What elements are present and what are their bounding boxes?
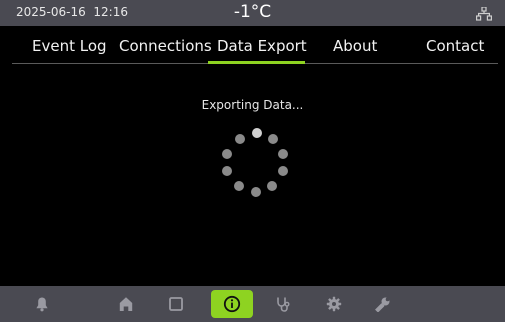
square-icon [169, 297, 183, 311]
info-icon [223, 295, 241, 313]
spinner-dot [268, 134, 278, 144]
nav-screen-button[interactable] [156, 290, 196, 318]
tab-connections[interactable]: Connections [119, 37, 212, 55]
gear-icon [326, 296, 342, 312]
tab-data-export[interactable]: Data Export [217, 37, 307, 55]
spinner-dot [278, 149, 288, 159]
spinner-dot [222, 166, 232, 176]
tab-contact[interactable]: Contact [426, 37, 484, 55]
tab-event-log[interactable]: Event Log [32, 37, 107, 55]
spinner-dot [252, 128, 262, 138]
bell-icon [36, 297, 48, 312]
home-icon [119, 297, 133, 311]
spinner-dot [267, 181, 277, 191]
tab-about[interactable]: About [333, 37, 377, 55]
status-bar: 2025-06-16 12:16 -1°C [0, 0, 505, 26]
nav-info-button[interactable] [211, 290, 253, 318]
nav-alarms-button[interactable] [22, 290, 62, 318]
stethoscope-icon [277, 297, 290, 312]
spinner-dot [278, 166, 288, 176]
nav-service-button[interactable] [363, 290, 403, 318]
nav-diagnostics-button[interactable] [263, 290, 303, 318]
tab-bar: Event Log Connections Data Export About … [12, 30, 498, 64]
bottom-nav-bar [0, 286, 505, 322]
spinner-dot [222, 149, 232, 159]
export-status-message: Exporting Data... [201, 98, 304, 112]
network-icon [476, 6, 492, 21]
wrench-icon [375, 297, 390, 312]
active-tab-indicator [208, 61, 305, 64]
nav-settings-button[interactable] [314, 290, 354, 318]
spinner-dot [235, 134, 245, 144]
nav-home-button[interactable] [106, 290, 146, 318]
spinner-dot [251, 187, 261, 197]
status-temperature: -1°C [233, 2, 272, 22]
spinner-dot [234, 181, 244, 191]
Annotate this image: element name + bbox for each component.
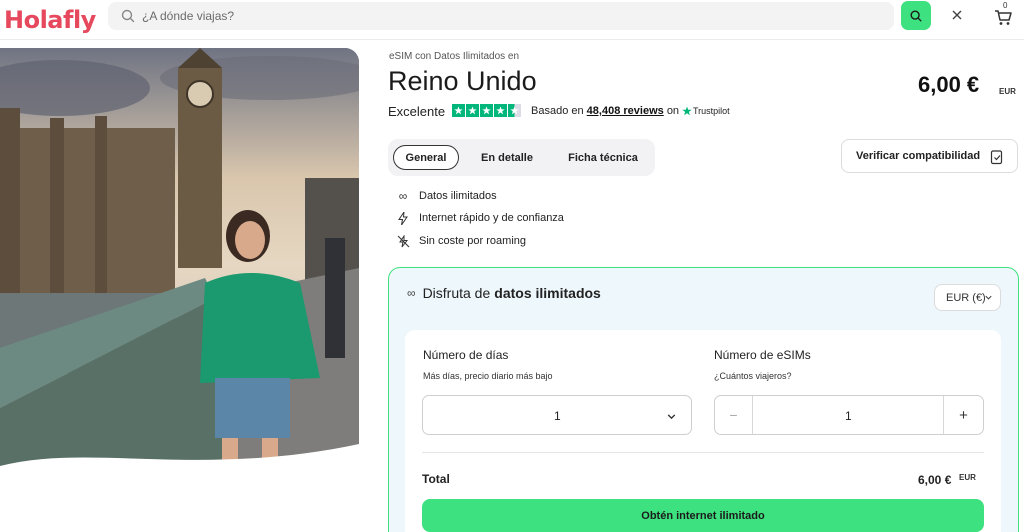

The request: Please swap "spinner-dot" for "loading-dot" in the records between the lines holding "square-icon [169, 297, 183, 311]" and "nav-alarms-button[interactable] [22, 290, 62, 318]", inclusive. Give back only those lines, otherwise unchanged.

Written answer:
square-icon [169, 297, 183, 311]
info-icon [223, 295, 241, 313]
loading-dot [268, 134, 278, 144]
nav-screen-button[interactable] [156, 290, 196, 318]
tab-connections[interactable]: Connections [119, 37, 212, 55]
gear-icon [326, 296, 342, 312]
tab-data-export[interactable]: Data Export [217, 37, 307, 55]
loading-dot [278, 149, 288, 159]
loading-dot [222, 166, 232, 176]
tab-contact[interactable]: Contact [426, 37, 484, 55]
tab-event-log[interactable]: Event Log [32, 37, 107, 55]
loading-dot [252, 128, 262, 138]
bell-icon [36, 297, 48, 312]
home-icon [119, 297, 133, 311]
loading-dot [267, 181, 277, 191]
tab-about[interactable]: About [333, 37, 377, 55]
status-bar: 2025-06-16 12:16 -1°C [0, 0, 505, 26]
nav-info-button[interactable] [211, 290, 253, 318]
nav-alarms-button[interactable] [22, 290, 62, 318]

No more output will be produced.